>> START INPUT MATERIAL
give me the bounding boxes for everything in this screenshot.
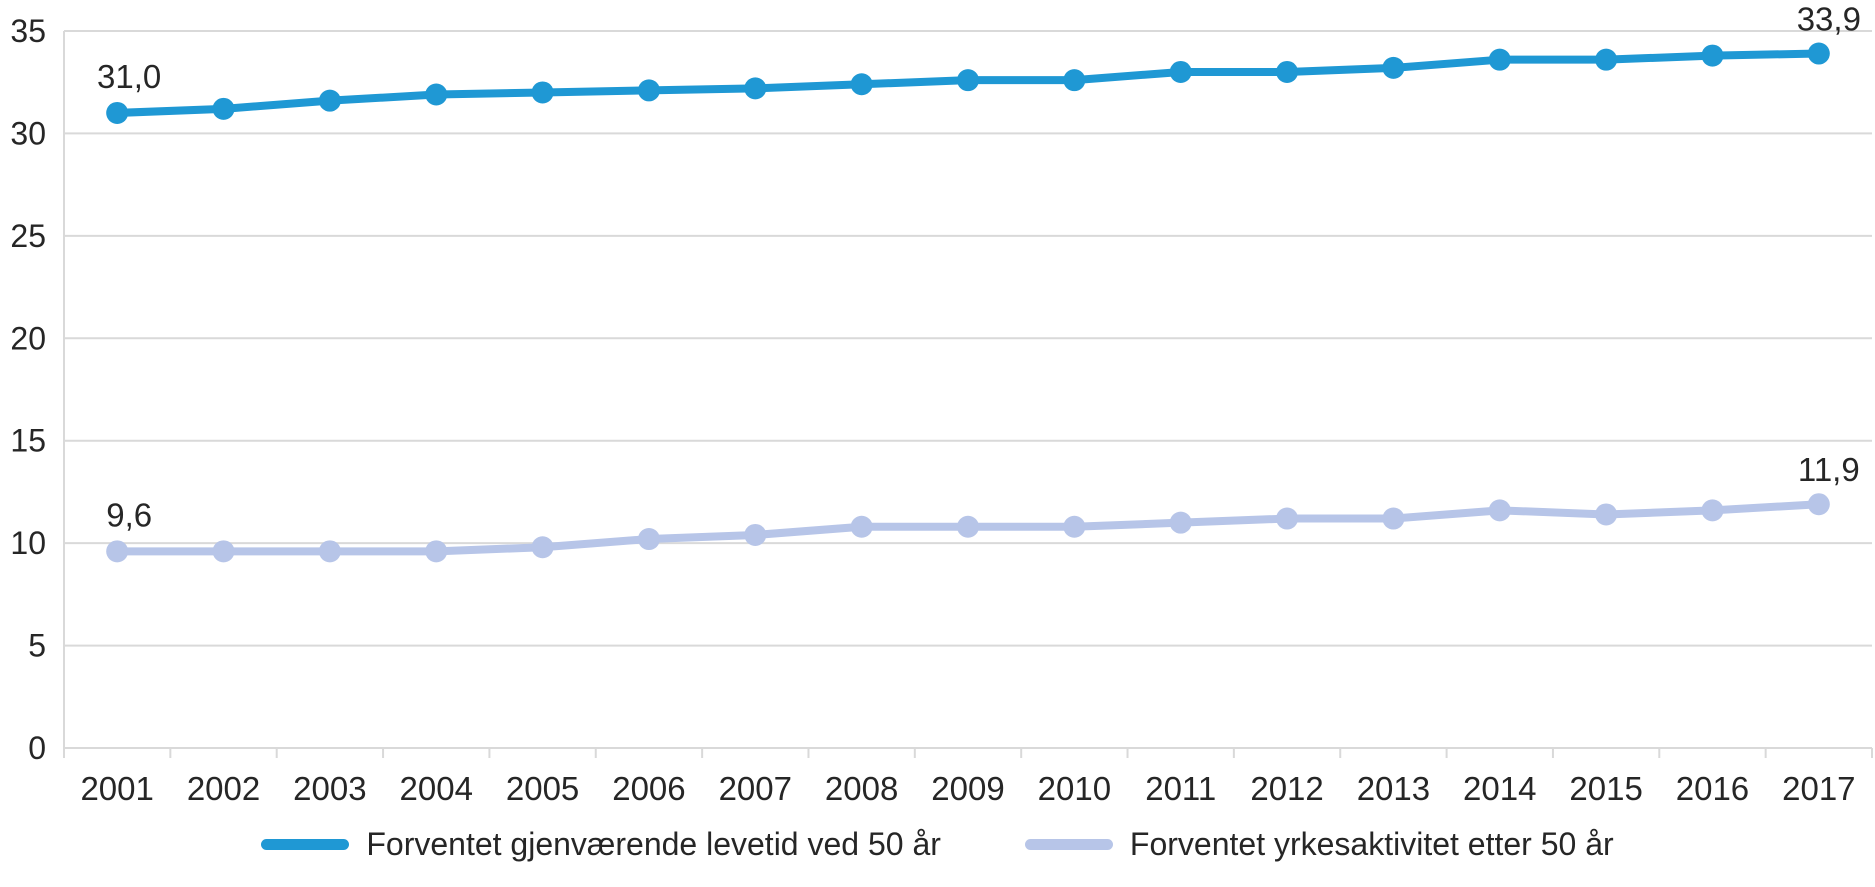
- y-axis-tick-label: 20: [10, 320, 46, 356]
- legend-label-levetid: Forventet gjenværende levetid ved 50 år: [366, 826, 941, 862]
- data-point-marker: [1276, 507, 1299, 530]
- data-point-marker: [637, 79, 660, 102]
- data-point-marker: [850, 73, 873, 96]
- data-point-marker: [1701, 499, 1724, 522]
- data-point-marker: [744, 77, 767, 100]
- data-point-marker: [1382, 507, 1405, 530]
- x-axis-tick-label: 2017: [1782, 770, 1855, 807]
- chart-legend: Forventet gjenværende levetid ved 50 år …: [0, 826, 1875, 863]
- x-axis-tick-label: 2008: [825, 770, 898, 807]
- x-axis-tick-label: 2014: [1463, 770, 1536, 807]
- y-axis-tick-label: 25: [10, 218, 46, 254]
- x-axis-tick-label: 2002: [187, 770, 260, 807]
- x-axis-tick-label: 2009: [931, 770, 1004, 807]
- y-axis-tick-label: 10: [10, 525, 46, 561]
- x-axis-tick-label: 2003: [293, 770, 366, 807]
- data-point-marker: [1169, 511, 1192, 534]
- data-point-marker: [637, 528, 660, 551]
- y-axis-tick-label: 5: [28, 628, 46, 664]
- x-axis-tick-label: 2015: [1569, 770, 1642, 807]
- x-axis-tick-label: 2011: [1145, 770, 1216, 807]
- x-axis-tick-label: 2001: [80, 770, 153, 807]
- data-point-marker: [1807, 42, 1830, 65]
- data-point-marker: [1488, 48, 1511, 71]
- x-axis-tick-label: 2004: [400, 770, 473, 807]
- x-axis-tick-label: 2007: [719, 770, 792, 807]
- y-axis-tick-label: 35: [10, 13, 46, 49]
- data-point-marker: [1063, 515, 1086, 538]
- data-point-marker: [1382, 56, 1405, 79]
- data-point-marker: [1169, 60, 1192, 83]
- data-point-marker: [1595, 503, 1618, 526]
- data-point-marker: [744, 523, 767, 546]
- data-point-label: 33,9: [1797, 1, 1861, 38]
- legend-label-yrkesaktivitet: Forventet yrkesaktivitet etter 50 år: [1129, 826, 1614, 862]
- data-point-marker: [957, 515, 979, 538]
- data-point-marker: [1595, 48, 1618, 71]
- data-point-marker: [425, 83, 448, 106]
- x-axis-tick-label: 2005: [506, 770, 579, 807]
- data-point-marker: [106, 101, 129, 124]
- data-point-marker: [212, 97, 235, 120]
- y-axis-tick-label: 15: [10, 423, 46, 459]
- data-point-marker: [531, 536, 554, 559]
- data-point-marker: [850, 515, 873, 538]
- data-point-marker: [957, 69, 979, 92]
- data-point-marker: [1807, 493, 1830, 516]
- x-axis-tick-label: 2006: [612, 770, 685, 807]
- data-point-marker: [1488, 499, 1511, 522]
- x-axis-tick-label: 2016: [1676, 770, 1749, 807]
- data-point-marker: [318, 540, 341, 563]
- data-point-marker: [425, 540, 448, 563]
- y-axis-tick-label: 30: [10, 115, 46, 151]
- data-point-marker: [318, 89, 341, 112]
- x-axis-tick-label: 2010: [1038, 770, 1111, 807]
- legend-item-yrkesaktivitet: Forventet yrkesaktivitet etter 50 år: [1024, 826, 1614, 863]
- data-point-label: 31,0: [97, 58, 161, 95]
- data-point-marker: [212, 540, 235, 563]
- data-point-marker: [106, 540, 129, 563]
- data-point-marker: [1063, 69, 1086, 92]
- x-axis-tick-label: 2012: [1250, 770, 1323, 807]
- legend-swatch-yrkesaktivitet: [1024, 839, 1113, 850]
- data-point-label: 9,6: [106, 496, 152, 533]
- data-point-marker: [1701, 44, 1724, 67]
- legend-item-levetid: Forventet gjenværende levetid ved 50 år: [261, 826, 941, 863]
- data-point-marker: [1276, 60, 1299, 83]
- data-point-marker: [531, 81, 554, 104]
- data-point-label: 11,9: [1798, 451, 1860, 488]
- y-axis-tick-label: 0: [28, 730, 46, 766]
- x-axis-tick-label: 2013: [1357, 770, 1430, 807]
- legend-swatch-levetid: [261, 839, 350, 850]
>> END INPUT MATERIAL
Copy the material above word for word, leaving out the picture.

[COMPLETE OUTPUT]
give me the bounding boxes for everything in this screenshot.
- y-axis-tick-label: 20: [10, 320, 46, 356]
- legend-label-levetid: Forventet gjenværende levetid ved 50 år: [366, 826, 941, 862]
- data-point-marker: [1276, 507, 1299, 530]
- data-point-marker: [637, 79, 660, 102]
- data-point-marker: [850, 73, 873, 96]
- data-point-marker: [1701, 499, 1724, 522]
- data-point-marker: [744, 77, 767, 100]
- data-point-marker: [1382, 507, 1405, 530]
- x-axis-tick-label: 2017: [1782, 770, 1855, 807]
- chart-legend: Forventet gjenværende levetid ved 50 år …: [0, 826, 1875, 863]
- x-axis-tick-label: 2008: [825, 770, 898, 807]
- x-axis-tick-label: 2014: [1463, 770, 1536, 807]
- y-axis-tick-label: 25: [10, 218, 46, 254]
- x-axis-tick-label: 2002: [187, 770, 260, 807]
- x-axis-tick-label: 2009: [931, 770, 1004, 807]
- y-axis-tick-label: 10: [10, 525, 46, 561]
- x-axis-tick-label: 2003: [293, 770, 366, 807]
- data-point-marker: [1169, 511, 1192, 534]
- data-point-marker: [637, 528, 660, 551]
- y-axis-tick-label: 5: [28, 628, 46, 664]
- x-axis-tick-label: 2015: [1569, 770, 1642, 807]
- x-axis-tick-label: 2011: [1145, 770, 1216, 807]
- x-axis-tick-label: 2001: [80, 770, 153, 807]
- data-point-marker: [1807, 42, 1830, 65]
- data-point-marker: [1488, 48, 1511, 71]
- x-axis-tick-label: 2004: [400, 770, 473, 807]
- x-axis-tick-label: 2007: [719, 770, 792, 807]
- y-axis-tick-label: 35: [10, 13, 46, 49]
- data-point-marker: [1063, 515, 1086, 538]
- data-point-marker: [1382, 56, 1405, 79]
- data-point-marker: [1169, 60, 1192, 83]
- data-point-marker: [1595, 503, 1618, 526]
- data-point-marker: [744, 523, 767, 546]
- data-point-label: 33,9: [1797, 1, 1861, 38]
- legend-label-yrkesaktivitet: Forventet yrkesaktivitet etter 50 år: [1129, 826, 1614, 862]
- data-point-marker: [957, 515, 979, 538]
- data-point-marker: [1595, 48, 1618, 71]
- data-point-marker: [425, 83, 448, 106]
- x-axis-tick-label: 2005: [506, 770, 579, 807]
- data-point-marker: [106, 101, 129, 124]
- data-point-marker: [212, 97, 235, 120]
- y-axis-tick-label: 15: [10, 423, 46, 459]
- data-point-marker: [531, 536, 554, 559]
- data-point-marker: [850, 515, 873, 538]
- data-point-marker: [957, 69, 979, 92]
- data-point-marker: [1807, 493, 1830, 516]
- x-axis-tick-label: 2006: [612, 770, 685, 807]
- data-point-marker: [1488, 499, 1511, 522]
- x-axis-tick-label: 2016: [1676, 770, 1749, 807]
- data-point-marker: [318, 540, 341, 563]
- data-point-marker: [425, 540, 448, 563]
- y-axis-tick-label: 30: [10, 115, 46, 151]
- data-point-marker: [318, 89, 341, 112]
- x-axis-tick-label: 2010: [1038, 770, 1111, 807]
- legend-item-yrkesaktivitet: Forventet yrkesaktivitet etter 50 år: [1024, 826, 1614, 863]
- data-point-label: 31,0: [97, 58, 161, 95]
- data-point-marker: [212, 540, 235, 563]
- data-point-marker: [106, 540, 129, 563]
- data-point-marker: [1063, 69, 1086, 92]
- x-axis-tick-label: 2012: [1250, 770, 1323, 807]
- legend-swatch-yrkesaktivitet: [1024, 839, 1113, 850]
- data-point-label: 9,6: [106, 496, 152, 533]
- data-point-marker: [1701, 44, 1724, 67]
- legend-item-levetid: Forventet gjenværende levetid ved 50 år: [261, 826, 941, 863]
- data-point-marker: [1276, 60, 1299, 83]
- data-point-marker: [531, 81, 554, 104]
- data-point-label: 11,9: [1798, 451, 1860, 488]
- y-axis-tick-label: 0: [28, 730, 46, 766]
- x-axis-tick-label: 2013: [1357, 770, 1430, 807]
- legend-swatch-levetid: [261, 839, 350, 850]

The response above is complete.